● DATASET ENTRIES:
-=-=-
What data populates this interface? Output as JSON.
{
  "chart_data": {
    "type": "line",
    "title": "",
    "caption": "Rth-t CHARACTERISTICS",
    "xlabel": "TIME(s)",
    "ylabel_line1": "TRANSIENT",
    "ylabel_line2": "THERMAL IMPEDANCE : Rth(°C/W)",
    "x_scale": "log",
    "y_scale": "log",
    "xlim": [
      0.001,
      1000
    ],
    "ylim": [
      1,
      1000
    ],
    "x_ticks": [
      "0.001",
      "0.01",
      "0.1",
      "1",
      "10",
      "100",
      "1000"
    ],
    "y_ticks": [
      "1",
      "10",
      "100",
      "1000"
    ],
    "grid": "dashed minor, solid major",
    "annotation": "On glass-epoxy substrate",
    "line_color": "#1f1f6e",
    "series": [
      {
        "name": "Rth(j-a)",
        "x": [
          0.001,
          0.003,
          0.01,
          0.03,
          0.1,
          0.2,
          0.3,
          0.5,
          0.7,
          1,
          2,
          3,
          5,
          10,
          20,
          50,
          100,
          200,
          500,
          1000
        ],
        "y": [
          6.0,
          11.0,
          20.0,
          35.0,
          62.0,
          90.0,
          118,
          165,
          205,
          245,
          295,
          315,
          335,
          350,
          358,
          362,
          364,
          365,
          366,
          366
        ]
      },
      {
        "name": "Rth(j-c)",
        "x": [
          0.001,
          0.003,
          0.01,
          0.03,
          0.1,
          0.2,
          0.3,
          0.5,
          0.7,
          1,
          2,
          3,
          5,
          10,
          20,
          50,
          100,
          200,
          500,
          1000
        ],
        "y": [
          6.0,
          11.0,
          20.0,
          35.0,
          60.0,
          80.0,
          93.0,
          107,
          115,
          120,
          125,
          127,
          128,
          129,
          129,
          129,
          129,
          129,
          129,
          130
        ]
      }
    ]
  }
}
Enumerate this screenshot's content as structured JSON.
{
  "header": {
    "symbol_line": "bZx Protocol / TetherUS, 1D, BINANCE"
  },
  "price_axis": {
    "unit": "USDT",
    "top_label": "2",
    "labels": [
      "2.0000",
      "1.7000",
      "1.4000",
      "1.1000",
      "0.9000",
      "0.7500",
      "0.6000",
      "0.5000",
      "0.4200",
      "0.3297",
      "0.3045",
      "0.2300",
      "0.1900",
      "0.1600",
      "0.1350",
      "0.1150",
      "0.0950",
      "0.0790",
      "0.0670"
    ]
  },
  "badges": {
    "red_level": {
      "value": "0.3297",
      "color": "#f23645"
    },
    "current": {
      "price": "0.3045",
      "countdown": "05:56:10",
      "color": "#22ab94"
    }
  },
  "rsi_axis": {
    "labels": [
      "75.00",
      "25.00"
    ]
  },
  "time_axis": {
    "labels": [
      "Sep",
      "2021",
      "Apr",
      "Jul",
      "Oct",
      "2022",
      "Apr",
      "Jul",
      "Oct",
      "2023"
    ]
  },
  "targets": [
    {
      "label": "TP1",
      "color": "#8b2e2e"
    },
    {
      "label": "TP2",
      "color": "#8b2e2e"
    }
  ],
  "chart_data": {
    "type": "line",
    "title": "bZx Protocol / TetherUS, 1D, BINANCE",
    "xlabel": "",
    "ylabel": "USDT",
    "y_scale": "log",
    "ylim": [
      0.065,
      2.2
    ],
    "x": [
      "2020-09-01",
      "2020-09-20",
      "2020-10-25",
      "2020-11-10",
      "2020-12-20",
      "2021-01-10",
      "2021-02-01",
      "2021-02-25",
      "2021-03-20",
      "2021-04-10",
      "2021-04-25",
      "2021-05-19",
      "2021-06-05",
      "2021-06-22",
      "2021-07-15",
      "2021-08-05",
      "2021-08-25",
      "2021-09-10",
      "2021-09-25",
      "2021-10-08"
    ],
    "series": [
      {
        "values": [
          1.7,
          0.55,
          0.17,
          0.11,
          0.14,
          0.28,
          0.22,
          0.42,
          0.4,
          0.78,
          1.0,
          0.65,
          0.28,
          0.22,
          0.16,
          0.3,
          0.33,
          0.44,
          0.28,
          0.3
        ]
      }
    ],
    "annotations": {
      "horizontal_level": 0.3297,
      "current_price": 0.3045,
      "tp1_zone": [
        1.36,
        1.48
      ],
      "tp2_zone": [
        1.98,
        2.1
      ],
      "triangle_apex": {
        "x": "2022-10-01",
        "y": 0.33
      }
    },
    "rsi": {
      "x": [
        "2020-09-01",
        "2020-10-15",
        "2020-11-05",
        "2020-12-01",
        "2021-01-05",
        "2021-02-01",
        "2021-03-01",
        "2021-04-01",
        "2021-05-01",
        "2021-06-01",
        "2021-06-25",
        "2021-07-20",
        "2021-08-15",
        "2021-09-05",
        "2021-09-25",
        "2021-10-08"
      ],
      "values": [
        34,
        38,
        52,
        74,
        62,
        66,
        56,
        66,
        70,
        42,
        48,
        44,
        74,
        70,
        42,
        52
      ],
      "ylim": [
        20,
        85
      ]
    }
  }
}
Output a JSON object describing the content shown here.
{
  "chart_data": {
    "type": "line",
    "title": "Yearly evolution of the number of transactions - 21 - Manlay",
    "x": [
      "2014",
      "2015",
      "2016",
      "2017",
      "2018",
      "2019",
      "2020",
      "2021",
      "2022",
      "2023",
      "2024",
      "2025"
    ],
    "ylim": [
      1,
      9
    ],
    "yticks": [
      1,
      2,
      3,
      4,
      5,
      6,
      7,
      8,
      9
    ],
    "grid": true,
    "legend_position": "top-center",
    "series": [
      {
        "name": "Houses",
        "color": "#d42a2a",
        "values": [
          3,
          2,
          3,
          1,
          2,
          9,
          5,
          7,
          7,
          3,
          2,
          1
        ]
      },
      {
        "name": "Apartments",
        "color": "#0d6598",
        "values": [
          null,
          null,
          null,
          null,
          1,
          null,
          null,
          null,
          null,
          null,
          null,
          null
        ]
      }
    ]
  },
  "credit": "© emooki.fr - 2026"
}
-=-=-
Select and copy every line of the material that holds the string "grid".

    "grid": "dashed minor, solid major",
    "grid": true,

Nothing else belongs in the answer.